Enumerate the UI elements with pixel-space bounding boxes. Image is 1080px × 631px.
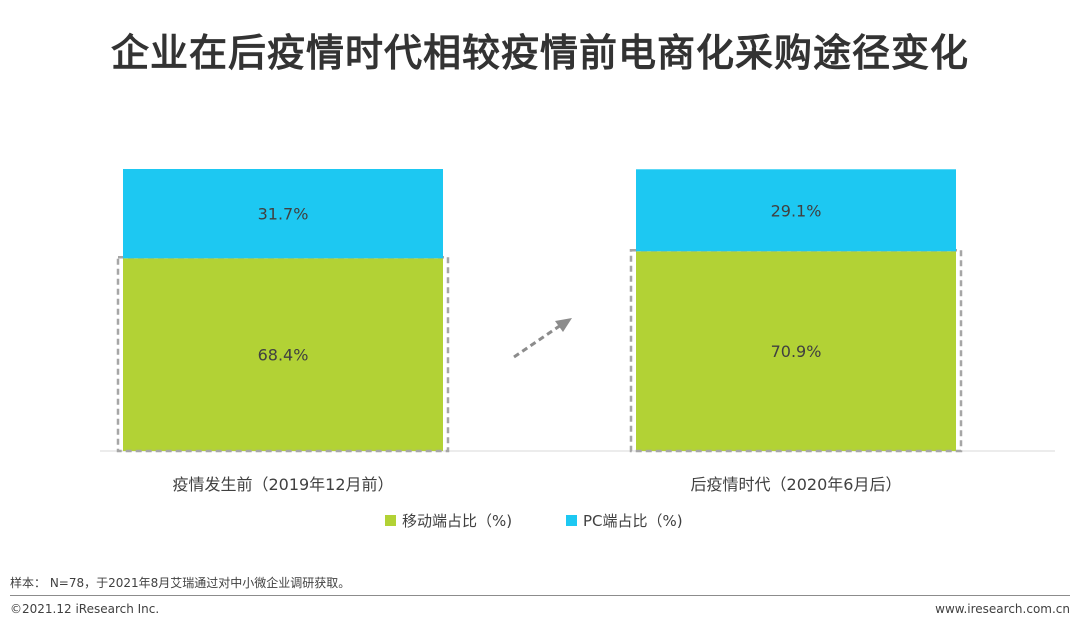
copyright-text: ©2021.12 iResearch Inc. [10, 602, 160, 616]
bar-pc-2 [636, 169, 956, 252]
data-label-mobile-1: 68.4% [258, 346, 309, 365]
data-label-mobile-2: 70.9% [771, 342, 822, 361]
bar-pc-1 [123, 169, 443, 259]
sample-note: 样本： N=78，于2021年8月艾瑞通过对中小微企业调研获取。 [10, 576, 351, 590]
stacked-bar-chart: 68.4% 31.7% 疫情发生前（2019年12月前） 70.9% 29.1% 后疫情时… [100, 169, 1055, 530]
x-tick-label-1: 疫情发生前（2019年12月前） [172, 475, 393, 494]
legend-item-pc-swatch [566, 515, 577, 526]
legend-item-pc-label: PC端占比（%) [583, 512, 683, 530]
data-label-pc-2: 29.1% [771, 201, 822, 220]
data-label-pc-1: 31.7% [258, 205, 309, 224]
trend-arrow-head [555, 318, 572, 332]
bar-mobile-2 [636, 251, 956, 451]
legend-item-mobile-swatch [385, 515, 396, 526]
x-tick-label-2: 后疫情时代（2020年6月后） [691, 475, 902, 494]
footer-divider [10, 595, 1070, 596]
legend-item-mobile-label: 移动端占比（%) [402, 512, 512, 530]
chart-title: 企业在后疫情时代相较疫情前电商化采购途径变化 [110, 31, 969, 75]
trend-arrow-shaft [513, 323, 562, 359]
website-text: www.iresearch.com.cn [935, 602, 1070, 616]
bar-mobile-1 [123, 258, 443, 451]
..........
Could you echo every line of the items above word for word, leaving out the pictures?

Enumerate the UI elements with pixel-space bounding boxes. Image is 1080px × 631px.
copyright-text: ©2021.12 iResearch Inc. [10, 602, 160, 616]
bar-pc-2 [636, 169, 956, 252]
data-label-mobile-1: 68.4% [258, 346, 309, 365]
data-label-mobile-2: 70.9% [771, 342, 822, 361]
bar-pc-1 [123, 169, 443, 259]
sample-note: 样本： N=78，于2021年8月艾瑞通过对中小微企业调研获取。 [10, 576, 351, 590]
stacked-bar-chart: 68.4% 31.7% 疫情发生前（2019年12月前） 70.9% 29.1% 后疫情时… [100, 169, 1055, 530]
x-tick-label-1: 疫情发生前（2019年12月前） [172, 475, 393, 494]
legend-item-pc-swatch [566, 515, 577, 526]
legend-item-pc-label: PC端占比（%) [583, 512, 683, 530]
data-label-pc-2: 29.1% [771, 201, 822, 220]
data-label-pc-1: 31.7% [258, 205, 309, 224]
trend-arrow-head [555, 318, 572, 332]
bar-mobile-2 [636, 251, 956, 451]
legend-item-mobile-swatch [385, 515, 396, 526]
x-tick-label-2: 后疫情时代（2020年6月后） [691, 475, 902, 494]
footer-divider [10, 595, 1070, 596]
legend-item-mobile-label: 移动端占比（%) [402, 512, 512, 530]
chart-title: 企业在后疫情时代相较疫情前电商化采购途径变化 [110, 31, 969, 75]
trend-arrow-shaft [513, 323, 562, 359]
website-text: www.iresearch.com.cn [935, 602, 1070, 616]
bar-mobile-1 [123, 258, 443, 451]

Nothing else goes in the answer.